→ **Problem description**
Return all lines below containing the word "cadre".

========================================

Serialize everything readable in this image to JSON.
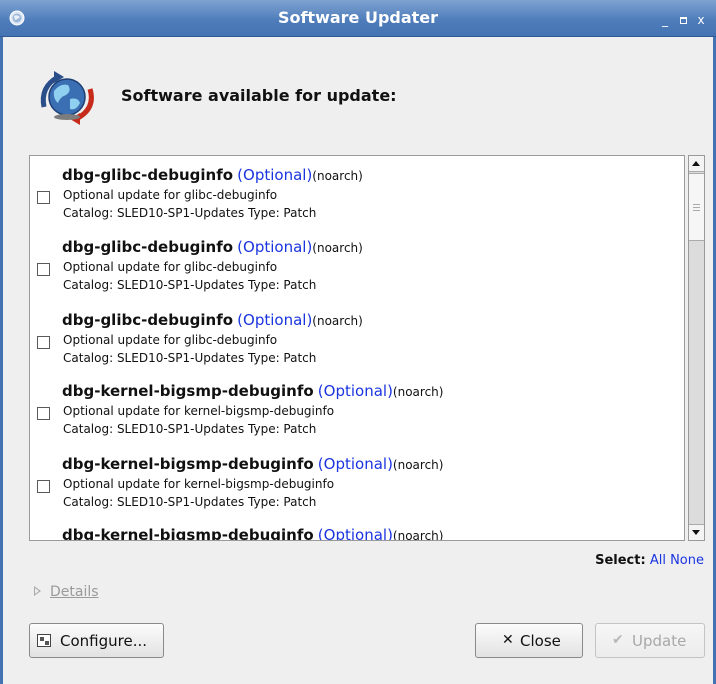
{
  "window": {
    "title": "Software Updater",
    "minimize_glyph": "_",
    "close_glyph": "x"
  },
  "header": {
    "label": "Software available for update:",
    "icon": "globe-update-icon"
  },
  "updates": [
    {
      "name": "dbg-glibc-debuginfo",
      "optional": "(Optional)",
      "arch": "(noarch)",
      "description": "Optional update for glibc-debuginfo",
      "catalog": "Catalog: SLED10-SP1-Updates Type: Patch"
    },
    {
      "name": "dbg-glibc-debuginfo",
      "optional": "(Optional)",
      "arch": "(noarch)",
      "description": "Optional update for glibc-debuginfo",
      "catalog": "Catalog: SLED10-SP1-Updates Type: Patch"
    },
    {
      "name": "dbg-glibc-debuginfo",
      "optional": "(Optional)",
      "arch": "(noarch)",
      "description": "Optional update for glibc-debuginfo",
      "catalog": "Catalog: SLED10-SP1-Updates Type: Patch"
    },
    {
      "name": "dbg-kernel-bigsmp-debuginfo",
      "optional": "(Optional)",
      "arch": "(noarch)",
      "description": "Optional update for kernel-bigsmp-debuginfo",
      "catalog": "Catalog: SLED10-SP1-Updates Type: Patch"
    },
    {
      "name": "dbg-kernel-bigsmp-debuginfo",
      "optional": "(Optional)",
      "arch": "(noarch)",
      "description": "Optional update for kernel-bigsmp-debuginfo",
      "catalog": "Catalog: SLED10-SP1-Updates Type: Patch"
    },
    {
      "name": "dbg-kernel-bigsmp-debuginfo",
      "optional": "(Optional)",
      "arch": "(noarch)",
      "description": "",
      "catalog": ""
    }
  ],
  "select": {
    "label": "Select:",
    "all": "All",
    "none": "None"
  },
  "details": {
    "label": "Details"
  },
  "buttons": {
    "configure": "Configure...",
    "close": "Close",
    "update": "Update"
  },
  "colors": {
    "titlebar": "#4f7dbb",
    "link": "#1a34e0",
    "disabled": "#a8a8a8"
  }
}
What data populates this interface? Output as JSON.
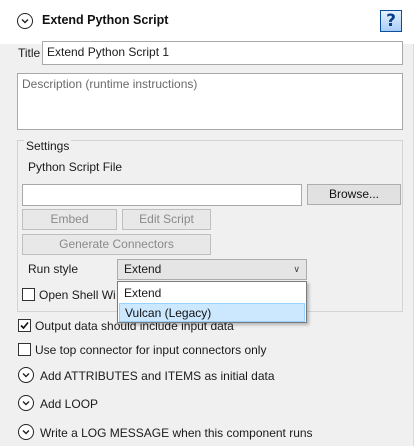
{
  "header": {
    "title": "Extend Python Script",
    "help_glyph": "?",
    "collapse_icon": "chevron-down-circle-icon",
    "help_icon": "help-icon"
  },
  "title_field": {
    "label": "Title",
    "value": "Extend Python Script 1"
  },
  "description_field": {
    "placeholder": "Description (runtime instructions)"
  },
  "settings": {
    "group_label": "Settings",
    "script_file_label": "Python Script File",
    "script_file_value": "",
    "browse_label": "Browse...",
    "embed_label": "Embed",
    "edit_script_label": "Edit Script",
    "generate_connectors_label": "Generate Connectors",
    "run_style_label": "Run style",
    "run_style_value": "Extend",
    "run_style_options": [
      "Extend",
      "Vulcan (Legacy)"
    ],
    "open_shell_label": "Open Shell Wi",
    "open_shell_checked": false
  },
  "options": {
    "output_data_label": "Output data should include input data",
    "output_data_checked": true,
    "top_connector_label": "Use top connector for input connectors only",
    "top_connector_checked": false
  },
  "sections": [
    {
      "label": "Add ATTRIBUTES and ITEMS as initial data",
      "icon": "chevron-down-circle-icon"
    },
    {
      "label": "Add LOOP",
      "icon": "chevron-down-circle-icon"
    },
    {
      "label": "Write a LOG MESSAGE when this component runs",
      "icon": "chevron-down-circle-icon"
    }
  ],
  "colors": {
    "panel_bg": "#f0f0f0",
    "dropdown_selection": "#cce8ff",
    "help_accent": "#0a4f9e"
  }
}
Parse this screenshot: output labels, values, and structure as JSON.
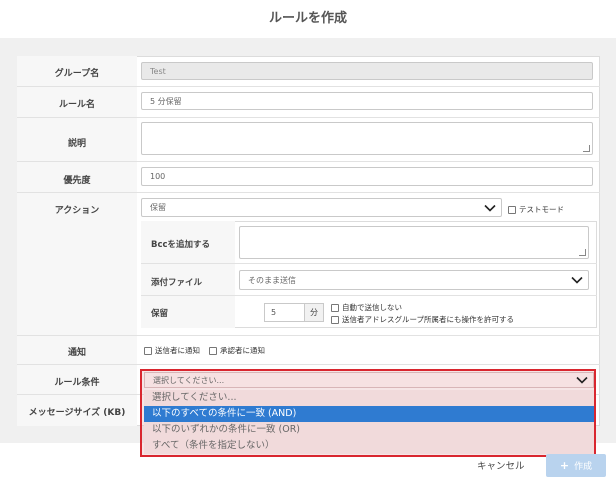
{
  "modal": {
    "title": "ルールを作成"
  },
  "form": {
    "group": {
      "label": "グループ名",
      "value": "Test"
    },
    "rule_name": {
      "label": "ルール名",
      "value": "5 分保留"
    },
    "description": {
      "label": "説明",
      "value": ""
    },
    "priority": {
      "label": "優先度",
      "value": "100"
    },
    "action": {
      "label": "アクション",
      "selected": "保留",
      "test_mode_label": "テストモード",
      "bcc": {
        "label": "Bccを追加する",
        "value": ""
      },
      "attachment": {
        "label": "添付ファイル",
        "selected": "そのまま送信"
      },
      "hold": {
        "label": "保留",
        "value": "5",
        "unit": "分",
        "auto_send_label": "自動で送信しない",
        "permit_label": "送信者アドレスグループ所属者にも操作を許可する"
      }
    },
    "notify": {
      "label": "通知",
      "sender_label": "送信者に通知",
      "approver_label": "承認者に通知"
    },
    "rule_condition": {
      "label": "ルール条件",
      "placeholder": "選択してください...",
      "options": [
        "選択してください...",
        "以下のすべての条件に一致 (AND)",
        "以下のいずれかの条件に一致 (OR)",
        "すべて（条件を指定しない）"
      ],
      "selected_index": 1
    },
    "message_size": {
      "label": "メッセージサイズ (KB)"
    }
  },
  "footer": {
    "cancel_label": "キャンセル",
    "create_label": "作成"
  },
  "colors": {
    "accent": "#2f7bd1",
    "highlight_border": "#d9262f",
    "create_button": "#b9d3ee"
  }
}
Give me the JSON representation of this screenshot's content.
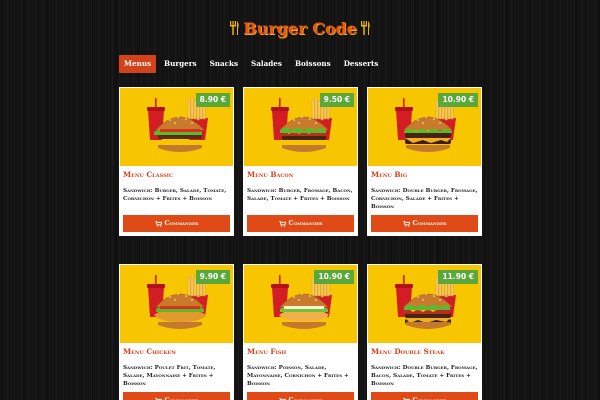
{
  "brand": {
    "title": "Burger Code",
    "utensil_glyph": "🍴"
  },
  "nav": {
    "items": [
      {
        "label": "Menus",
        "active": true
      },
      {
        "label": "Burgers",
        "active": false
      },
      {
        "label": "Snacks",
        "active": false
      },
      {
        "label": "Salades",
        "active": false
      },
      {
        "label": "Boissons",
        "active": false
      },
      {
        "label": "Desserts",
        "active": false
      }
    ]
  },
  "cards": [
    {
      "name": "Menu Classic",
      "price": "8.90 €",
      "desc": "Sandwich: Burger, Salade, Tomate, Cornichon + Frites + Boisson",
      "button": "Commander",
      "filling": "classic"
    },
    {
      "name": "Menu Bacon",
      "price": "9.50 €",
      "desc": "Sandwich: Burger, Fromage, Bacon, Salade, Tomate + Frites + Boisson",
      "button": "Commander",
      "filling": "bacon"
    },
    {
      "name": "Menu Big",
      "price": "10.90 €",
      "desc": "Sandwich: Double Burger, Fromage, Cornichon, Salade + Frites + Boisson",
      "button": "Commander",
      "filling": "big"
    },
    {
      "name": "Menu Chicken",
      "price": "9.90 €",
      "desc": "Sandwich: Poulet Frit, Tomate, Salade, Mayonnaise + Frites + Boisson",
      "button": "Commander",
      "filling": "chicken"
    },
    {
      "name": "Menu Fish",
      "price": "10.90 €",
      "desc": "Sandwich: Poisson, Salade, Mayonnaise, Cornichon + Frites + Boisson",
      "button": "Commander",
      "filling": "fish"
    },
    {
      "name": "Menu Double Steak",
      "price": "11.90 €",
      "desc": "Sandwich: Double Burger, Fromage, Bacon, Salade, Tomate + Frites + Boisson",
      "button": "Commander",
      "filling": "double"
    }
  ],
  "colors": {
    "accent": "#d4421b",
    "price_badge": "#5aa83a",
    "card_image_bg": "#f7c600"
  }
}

========================================

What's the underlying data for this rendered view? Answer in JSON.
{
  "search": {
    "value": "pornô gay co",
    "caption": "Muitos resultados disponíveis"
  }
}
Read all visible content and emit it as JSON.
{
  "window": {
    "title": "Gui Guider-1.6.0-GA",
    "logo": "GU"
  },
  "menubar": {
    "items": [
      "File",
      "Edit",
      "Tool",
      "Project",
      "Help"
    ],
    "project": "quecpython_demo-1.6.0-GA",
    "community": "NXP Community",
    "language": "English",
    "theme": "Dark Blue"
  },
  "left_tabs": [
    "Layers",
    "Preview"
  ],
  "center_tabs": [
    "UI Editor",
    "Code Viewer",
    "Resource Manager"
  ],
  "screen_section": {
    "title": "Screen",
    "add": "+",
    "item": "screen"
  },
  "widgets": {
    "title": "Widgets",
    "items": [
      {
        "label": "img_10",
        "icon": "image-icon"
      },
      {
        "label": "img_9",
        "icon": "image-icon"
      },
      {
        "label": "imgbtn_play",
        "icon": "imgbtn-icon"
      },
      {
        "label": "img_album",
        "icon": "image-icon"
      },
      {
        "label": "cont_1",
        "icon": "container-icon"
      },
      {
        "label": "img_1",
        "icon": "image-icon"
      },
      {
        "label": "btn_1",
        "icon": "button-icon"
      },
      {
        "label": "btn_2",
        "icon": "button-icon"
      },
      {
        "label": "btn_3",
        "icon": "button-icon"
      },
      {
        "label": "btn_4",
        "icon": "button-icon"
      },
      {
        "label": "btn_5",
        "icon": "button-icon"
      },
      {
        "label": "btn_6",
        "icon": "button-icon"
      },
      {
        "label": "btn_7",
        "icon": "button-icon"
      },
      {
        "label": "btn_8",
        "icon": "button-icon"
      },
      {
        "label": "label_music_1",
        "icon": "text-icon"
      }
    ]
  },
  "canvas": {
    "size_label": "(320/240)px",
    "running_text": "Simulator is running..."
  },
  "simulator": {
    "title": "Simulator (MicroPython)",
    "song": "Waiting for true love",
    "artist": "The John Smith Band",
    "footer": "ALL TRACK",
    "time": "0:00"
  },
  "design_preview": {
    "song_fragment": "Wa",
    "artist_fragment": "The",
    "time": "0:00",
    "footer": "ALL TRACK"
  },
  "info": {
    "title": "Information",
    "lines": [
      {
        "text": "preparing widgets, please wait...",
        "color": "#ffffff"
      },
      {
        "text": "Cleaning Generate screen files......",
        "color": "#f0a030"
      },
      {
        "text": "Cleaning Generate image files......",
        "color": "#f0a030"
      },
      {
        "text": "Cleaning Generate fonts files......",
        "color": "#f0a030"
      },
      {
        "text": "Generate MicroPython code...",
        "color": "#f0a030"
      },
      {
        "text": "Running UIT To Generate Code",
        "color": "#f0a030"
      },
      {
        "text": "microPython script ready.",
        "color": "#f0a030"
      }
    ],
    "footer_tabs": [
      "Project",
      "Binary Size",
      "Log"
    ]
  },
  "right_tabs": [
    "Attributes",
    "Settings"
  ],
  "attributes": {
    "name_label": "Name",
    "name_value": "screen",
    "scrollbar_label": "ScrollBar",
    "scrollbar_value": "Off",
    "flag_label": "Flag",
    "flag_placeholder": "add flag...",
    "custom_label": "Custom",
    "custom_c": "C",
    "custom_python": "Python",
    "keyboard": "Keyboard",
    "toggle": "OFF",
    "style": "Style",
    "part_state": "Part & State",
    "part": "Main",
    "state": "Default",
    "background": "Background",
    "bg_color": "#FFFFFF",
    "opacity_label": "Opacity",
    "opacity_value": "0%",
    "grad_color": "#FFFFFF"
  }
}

========================================

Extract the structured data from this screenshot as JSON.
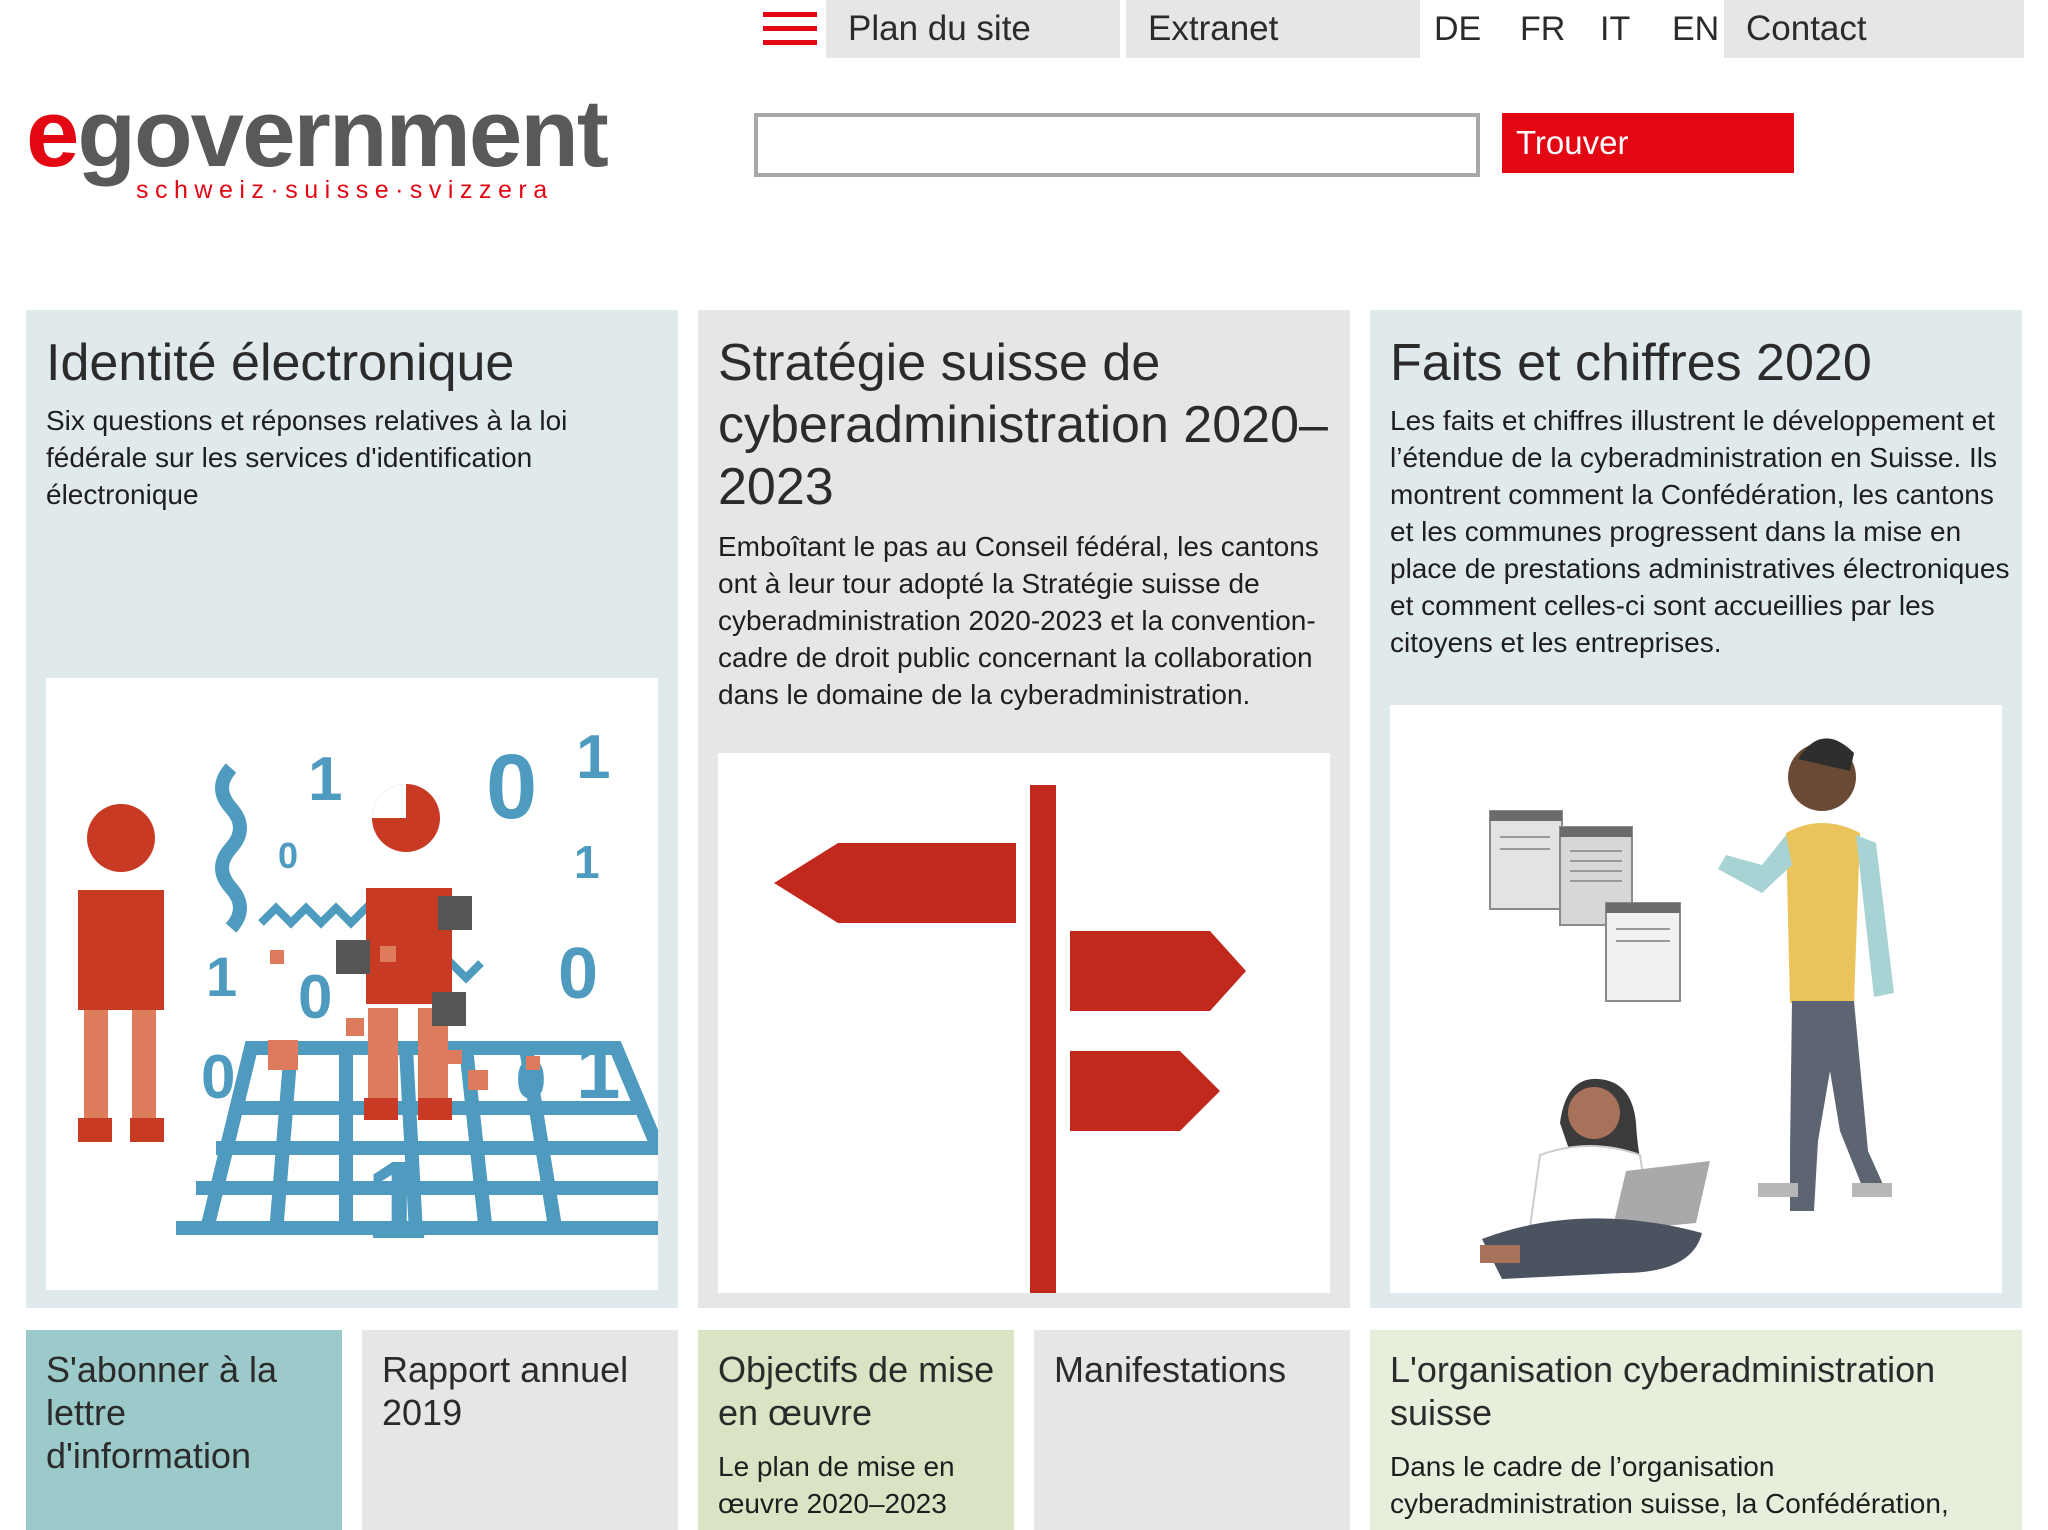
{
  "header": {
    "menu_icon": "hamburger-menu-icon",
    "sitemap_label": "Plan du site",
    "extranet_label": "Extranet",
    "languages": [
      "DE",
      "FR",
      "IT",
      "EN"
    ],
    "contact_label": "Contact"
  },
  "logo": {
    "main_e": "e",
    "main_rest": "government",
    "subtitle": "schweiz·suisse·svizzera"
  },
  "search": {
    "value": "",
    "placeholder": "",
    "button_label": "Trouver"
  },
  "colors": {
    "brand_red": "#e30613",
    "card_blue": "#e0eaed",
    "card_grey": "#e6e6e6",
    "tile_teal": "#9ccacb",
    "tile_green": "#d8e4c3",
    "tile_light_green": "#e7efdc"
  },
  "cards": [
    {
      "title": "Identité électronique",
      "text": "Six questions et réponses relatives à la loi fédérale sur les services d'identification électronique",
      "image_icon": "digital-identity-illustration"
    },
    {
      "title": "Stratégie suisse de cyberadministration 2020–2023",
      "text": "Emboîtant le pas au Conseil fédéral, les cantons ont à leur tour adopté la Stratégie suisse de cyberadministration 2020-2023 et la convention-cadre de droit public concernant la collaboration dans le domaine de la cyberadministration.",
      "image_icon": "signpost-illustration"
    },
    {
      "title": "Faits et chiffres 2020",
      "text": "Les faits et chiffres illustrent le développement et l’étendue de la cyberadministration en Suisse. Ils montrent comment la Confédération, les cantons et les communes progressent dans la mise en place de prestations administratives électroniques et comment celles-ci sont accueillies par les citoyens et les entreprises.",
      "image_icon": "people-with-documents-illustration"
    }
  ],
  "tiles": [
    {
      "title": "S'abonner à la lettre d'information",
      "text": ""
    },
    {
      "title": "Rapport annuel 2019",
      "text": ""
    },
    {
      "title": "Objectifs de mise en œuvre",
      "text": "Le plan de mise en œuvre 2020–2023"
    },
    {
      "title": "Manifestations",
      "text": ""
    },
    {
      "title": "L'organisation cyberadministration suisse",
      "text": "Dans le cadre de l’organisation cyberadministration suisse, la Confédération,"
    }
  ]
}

========================================

→ **Output**
      "text": "Emboîtant le pas au Conseil fédéral, les cantons ont à leur tour adopté la Stratégie suisse de cyberadministration 2020-2023 et la convention-cadre de droit public concernant la collaboration dans le domaine de la cyberadministration.",
      "text": "Dans le cadre de l’organisation cyberadministration suisse, la Confédération,"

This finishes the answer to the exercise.